• _PROBLEM DESCRIPTION_
Write out all of the data again, precisely as it appears.
#### GIVEN ENTRIES ####
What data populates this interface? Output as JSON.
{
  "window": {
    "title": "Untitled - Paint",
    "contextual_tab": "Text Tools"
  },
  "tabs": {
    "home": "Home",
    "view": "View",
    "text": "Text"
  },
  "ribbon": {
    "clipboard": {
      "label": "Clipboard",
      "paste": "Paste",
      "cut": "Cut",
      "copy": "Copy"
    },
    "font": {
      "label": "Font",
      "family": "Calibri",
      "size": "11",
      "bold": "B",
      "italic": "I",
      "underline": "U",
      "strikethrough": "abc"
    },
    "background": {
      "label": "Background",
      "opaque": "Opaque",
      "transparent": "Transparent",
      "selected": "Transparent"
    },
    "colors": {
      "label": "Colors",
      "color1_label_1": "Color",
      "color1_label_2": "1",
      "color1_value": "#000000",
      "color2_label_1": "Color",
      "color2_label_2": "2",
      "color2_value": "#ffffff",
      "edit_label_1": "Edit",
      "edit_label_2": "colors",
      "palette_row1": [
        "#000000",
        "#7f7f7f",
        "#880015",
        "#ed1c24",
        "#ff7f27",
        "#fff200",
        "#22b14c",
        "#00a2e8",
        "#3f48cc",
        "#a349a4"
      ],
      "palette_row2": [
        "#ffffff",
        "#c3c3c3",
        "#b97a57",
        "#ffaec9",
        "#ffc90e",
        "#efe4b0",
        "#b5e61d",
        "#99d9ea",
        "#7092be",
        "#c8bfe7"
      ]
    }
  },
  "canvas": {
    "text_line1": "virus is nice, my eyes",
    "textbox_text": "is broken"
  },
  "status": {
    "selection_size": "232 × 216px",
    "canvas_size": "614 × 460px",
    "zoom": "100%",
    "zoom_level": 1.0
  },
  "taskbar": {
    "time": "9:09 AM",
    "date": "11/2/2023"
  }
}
####
• _EXERCISE RESULT_
What data populates this interface? Output as JSON.
{
  "window": {
    "title": "Untitled - Paint",
    "contextual_tab": "Text Tools"
  },
  "tabs": {
    "home": "Home",
    "view": "View",
    "text": "Text"
  },
  "ribbon": {
    "clipboard": {
      "label": "Clipboard",
      "paste": "Paste",
      "cut": "Cut",
      "copy": "Copy"
    },
    "font": {
      "label": "Font",
      "family": "Calibri",
      "size": "11",
      "bold": "B",
      "italic": "I",
      "underline": "U",
      "strikethrough": "abc"
    },
    "background": {
      "label": "Background",
      "opaque": "Opaque",
      "transparent": "Transparent",
      "selected": "Transparent"
    },
    "colors": {
      "label": "Colors",
      "color1_label_1": "Color",
      "color1_label_2": "1",
      "color1_value": "#000000",
      "color2_label_1": "Color",
      "color2_label_2": "2",
      "color2_value": "#ffffff",
      "edit_label_1": "Edit",
      "edit_label_2": "colors",
      "palette_row1": [
        "#000000",
        "#7f7f7f",
        "#880015",
        "#ed1c24",
        "#ff7f27",
        "#fff200",
        "#22b14c",
        "#00a2e8",
        "#3f48cc",
        "#a349a4"
      ],
      "palette_row2": [
        "#ffffff",
        "#c3c3c3",
        "#b97a57",
        "#ffaec9",
        "#ffc90e",
        "#efe4b0",
        "#b5e61d",
        "#99d9ea",
        "#7092be",
        "#c8bfe7"
      ]
    }
  },
  "canvas": {
    "text_line1": "virus is nice, my eyes",
    "textbox_text": "is broken"
  },
  "status": {
    "selection_size": "232 × 216px",
    "canvas_size": "614 × 460px",
    "zoom": "100%",
    "zoom_level": 1.0
  },
  "taskbar": {
    "time": "9:09 AM",
    "date": "11/2/2023"
  }
}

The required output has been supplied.